◆ **Material provided**:
## BEGIN

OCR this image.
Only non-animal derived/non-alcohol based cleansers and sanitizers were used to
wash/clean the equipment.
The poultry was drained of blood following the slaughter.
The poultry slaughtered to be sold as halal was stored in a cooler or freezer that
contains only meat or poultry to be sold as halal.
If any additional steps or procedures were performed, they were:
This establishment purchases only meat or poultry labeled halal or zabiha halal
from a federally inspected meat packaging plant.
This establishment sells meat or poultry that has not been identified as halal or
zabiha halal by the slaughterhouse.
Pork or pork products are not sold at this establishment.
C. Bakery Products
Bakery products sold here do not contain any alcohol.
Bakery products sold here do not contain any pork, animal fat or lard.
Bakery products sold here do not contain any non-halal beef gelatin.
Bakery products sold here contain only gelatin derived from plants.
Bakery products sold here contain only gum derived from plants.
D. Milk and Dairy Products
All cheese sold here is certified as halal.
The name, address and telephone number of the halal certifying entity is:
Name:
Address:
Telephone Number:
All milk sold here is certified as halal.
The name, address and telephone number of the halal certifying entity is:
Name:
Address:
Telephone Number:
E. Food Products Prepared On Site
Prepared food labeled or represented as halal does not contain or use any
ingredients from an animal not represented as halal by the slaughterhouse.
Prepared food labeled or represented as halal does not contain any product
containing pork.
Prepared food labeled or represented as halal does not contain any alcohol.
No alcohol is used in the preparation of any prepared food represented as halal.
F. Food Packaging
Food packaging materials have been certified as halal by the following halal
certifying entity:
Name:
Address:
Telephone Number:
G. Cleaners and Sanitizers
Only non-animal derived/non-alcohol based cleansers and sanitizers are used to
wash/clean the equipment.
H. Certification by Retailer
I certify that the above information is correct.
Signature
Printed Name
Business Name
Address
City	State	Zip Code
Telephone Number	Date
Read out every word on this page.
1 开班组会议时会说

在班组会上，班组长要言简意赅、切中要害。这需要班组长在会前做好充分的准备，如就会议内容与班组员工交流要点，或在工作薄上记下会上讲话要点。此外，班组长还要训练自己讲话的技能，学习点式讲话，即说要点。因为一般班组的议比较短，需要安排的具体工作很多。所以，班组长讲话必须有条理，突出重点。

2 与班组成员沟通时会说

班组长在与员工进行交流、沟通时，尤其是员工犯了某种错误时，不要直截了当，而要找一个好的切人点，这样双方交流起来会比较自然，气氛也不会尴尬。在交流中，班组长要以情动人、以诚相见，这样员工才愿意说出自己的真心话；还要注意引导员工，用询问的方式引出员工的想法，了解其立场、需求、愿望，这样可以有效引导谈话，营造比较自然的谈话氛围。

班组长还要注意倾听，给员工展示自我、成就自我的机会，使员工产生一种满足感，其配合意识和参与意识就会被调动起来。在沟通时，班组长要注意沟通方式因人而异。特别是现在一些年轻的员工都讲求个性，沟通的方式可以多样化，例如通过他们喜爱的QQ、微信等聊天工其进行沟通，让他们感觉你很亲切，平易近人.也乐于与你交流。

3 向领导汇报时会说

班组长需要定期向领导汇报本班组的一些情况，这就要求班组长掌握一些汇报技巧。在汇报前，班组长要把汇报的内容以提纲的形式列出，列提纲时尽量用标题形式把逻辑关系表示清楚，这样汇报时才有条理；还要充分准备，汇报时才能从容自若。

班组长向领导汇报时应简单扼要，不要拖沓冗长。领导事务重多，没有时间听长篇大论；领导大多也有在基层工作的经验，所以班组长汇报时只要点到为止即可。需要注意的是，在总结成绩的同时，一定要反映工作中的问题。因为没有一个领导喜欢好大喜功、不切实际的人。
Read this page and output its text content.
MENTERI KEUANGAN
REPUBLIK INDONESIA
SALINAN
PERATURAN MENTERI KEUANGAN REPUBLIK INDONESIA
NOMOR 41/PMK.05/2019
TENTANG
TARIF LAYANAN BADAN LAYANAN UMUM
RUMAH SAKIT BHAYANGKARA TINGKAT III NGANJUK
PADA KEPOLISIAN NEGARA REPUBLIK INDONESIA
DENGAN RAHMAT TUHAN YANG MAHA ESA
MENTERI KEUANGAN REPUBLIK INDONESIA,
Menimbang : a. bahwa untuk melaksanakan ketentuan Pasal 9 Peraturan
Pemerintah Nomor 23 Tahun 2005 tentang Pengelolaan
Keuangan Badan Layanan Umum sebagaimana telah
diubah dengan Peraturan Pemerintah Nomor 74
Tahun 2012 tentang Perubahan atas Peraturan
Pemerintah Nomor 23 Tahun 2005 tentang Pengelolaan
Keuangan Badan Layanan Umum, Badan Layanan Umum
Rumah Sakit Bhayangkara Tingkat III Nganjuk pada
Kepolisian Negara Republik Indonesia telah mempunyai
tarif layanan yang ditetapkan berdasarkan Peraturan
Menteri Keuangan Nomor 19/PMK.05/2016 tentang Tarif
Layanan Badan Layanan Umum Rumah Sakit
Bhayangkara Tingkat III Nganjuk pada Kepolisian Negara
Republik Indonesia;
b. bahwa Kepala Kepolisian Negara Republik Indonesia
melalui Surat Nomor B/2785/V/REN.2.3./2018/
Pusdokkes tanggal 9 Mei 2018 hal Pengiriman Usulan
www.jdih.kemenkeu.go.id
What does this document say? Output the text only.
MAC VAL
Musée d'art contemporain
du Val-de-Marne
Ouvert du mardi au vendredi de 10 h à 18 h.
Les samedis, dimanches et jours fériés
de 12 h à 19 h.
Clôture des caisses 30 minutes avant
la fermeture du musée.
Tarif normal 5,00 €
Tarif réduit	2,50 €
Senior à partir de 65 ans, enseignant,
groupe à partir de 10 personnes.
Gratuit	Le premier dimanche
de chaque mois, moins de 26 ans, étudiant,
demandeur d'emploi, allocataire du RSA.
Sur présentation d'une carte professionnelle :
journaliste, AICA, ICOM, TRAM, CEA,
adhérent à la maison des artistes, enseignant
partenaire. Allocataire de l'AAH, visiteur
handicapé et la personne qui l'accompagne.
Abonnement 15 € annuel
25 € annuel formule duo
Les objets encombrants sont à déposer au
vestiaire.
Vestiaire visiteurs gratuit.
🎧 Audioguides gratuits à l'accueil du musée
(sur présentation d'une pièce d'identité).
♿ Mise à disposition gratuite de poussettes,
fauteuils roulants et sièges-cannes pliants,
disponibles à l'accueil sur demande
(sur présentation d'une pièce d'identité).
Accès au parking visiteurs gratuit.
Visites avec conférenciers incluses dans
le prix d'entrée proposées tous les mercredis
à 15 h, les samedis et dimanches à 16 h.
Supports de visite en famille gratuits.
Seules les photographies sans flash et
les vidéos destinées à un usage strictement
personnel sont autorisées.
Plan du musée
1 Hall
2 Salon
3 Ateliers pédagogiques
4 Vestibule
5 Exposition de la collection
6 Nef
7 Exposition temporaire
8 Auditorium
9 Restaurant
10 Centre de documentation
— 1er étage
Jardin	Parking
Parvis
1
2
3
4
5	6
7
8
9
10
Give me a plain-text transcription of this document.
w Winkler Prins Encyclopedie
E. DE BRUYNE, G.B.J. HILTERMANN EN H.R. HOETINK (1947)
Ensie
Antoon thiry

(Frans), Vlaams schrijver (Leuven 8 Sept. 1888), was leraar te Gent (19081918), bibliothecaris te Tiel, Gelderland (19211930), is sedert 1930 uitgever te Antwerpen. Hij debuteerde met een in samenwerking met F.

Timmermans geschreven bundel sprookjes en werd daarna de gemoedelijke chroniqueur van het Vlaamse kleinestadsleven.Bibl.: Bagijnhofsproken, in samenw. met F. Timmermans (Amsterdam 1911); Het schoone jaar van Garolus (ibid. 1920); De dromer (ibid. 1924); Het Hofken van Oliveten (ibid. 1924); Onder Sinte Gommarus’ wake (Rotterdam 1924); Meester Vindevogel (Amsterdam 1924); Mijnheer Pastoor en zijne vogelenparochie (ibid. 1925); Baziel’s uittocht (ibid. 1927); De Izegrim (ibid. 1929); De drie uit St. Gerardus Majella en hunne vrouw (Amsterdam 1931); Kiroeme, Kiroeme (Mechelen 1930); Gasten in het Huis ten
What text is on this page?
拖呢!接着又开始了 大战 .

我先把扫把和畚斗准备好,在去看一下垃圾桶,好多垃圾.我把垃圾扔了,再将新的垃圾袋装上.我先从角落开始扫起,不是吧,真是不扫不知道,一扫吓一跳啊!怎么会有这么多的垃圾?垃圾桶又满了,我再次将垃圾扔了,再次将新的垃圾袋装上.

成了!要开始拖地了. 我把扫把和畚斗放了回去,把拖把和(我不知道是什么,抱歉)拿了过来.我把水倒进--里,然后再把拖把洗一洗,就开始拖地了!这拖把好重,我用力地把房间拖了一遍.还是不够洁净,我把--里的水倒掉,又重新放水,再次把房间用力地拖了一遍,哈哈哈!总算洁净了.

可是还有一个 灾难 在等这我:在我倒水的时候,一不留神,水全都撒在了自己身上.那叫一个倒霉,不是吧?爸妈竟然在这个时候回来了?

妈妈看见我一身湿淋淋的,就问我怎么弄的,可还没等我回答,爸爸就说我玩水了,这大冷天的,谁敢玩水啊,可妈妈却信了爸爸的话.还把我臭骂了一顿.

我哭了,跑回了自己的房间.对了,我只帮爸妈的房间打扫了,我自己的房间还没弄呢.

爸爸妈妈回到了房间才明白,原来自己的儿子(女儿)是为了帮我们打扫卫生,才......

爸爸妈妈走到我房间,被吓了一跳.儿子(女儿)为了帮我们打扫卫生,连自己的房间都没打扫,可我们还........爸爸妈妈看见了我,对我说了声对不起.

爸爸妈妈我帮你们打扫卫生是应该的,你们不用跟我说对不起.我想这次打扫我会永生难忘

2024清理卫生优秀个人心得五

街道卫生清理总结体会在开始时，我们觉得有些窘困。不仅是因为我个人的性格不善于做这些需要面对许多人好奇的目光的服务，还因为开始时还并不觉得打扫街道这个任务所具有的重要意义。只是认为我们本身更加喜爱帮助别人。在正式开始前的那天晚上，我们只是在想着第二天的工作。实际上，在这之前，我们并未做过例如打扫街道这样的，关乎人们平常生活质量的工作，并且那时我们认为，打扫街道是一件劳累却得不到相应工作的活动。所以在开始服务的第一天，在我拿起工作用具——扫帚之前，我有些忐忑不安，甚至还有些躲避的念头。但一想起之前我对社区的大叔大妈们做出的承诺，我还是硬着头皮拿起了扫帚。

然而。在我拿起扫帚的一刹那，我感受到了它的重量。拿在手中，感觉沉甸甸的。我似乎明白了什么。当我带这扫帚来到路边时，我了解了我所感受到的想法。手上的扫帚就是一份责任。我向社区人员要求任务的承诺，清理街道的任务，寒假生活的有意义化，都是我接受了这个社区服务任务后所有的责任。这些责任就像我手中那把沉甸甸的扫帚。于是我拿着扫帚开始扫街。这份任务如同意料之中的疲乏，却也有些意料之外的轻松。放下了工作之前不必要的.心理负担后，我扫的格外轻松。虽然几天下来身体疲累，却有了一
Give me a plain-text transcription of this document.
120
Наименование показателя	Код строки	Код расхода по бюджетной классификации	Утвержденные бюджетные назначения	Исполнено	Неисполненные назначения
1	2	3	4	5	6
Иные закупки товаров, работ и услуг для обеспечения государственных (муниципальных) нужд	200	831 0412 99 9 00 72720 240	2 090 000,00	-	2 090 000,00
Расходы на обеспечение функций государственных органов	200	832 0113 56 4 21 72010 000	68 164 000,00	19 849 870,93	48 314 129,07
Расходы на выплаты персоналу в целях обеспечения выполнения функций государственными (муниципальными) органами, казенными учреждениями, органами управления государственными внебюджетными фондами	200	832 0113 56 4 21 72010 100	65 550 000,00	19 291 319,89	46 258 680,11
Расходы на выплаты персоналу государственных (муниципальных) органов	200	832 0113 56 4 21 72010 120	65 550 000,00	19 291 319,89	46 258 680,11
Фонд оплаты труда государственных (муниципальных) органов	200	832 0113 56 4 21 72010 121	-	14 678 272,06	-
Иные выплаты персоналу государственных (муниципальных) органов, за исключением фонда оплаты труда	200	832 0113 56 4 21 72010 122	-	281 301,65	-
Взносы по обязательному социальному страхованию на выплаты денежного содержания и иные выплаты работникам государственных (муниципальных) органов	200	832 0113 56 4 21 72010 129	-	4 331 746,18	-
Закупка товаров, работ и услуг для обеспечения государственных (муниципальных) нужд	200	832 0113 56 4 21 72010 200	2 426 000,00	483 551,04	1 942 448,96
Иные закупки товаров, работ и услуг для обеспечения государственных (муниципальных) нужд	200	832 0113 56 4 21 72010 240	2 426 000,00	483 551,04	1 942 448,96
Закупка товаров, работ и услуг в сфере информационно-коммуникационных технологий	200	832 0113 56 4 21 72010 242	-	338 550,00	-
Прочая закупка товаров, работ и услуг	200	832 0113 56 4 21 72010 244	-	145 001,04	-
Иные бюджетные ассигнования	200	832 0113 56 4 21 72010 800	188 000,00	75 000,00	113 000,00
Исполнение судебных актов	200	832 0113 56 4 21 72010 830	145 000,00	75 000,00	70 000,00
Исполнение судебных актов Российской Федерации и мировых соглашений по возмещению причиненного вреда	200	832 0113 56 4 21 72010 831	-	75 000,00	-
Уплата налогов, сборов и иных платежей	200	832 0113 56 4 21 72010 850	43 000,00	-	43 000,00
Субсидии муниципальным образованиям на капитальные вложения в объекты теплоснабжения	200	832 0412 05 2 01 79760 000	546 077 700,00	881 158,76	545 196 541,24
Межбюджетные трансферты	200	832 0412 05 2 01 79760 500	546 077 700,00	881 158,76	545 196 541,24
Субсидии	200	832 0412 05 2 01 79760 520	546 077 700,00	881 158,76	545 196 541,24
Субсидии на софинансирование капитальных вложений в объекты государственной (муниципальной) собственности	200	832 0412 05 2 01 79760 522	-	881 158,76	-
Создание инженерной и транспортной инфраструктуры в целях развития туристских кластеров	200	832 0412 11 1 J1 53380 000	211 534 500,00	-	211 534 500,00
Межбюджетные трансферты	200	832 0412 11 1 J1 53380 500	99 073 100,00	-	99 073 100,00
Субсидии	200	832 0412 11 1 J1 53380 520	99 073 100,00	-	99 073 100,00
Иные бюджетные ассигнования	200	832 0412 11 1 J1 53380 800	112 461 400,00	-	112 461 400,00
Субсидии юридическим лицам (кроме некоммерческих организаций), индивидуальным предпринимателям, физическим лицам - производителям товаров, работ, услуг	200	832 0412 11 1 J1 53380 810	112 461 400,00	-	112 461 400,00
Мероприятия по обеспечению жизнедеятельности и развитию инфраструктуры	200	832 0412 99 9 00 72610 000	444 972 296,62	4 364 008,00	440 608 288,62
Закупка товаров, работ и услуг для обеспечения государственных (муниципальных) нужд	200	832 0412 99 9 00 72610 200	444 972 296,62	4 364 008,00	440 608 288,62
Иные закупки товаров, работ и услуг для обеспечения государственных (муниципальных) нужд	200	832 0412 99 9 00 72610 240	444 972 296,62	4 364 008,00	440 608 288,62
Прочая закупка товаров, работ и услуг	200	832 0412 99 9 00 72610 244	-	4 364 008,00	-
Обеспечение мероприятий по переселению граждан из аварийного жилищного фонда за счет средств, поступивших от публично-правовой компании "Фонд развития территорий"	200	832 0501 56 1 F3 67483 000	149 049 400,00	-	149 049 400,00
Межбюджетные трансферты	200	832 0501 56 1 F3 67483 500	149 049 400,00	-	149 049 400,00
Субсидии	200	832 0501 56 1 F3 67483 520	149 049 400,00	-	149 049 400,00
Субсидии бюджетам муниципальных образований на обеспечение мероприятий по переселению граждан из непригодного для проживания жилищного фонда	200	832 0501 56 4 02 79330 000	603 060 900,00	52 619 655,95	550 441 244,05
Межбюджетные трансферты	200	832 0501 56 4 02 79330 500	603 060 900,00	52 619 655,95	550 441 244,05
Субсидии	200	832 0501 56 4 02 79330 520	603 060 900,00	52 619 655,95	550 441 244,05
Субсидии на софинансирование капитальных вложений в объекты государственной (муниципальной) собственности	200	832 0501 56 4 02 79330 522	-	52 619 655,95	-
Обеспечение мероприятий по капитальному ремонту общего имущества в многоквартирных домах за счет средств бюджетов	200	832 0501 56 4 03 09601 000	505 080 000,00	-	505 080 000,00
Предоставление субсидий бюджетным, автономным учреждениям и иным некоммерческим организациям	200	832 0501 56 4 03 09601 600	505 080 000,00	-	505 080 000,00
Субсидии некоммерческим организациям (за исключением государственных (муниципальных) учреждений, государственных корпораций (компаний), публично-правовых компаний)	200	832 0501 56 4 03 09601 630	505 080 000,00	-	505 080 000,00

## END

◆ **Challenge**: Go through the listing above and list every line that has the word "Расходы".

◆ **Solution to the exercise**:
Расходы на обеспечение функций государственных органов	200	832 0113 56 4 21 72010 000	68 164 000,00	19 849 870,93	48 314 129,07
Расходы на выплаты персоналу в целях обеспечения выполнения функций государственными (муниципальными) органами, казенными учреждениями, органами управления государственными внебюджетными фондами	200	832 0113 56 4 21 72010 100	65 550 000,00	19 291 319,89	46 258 680,11
Расходы на выплаты персоналу государственных (муниципальных) органов	200	832 0113 56 4 21 72010 120	65 550 000,00	19 291 319,89	46 258 680,11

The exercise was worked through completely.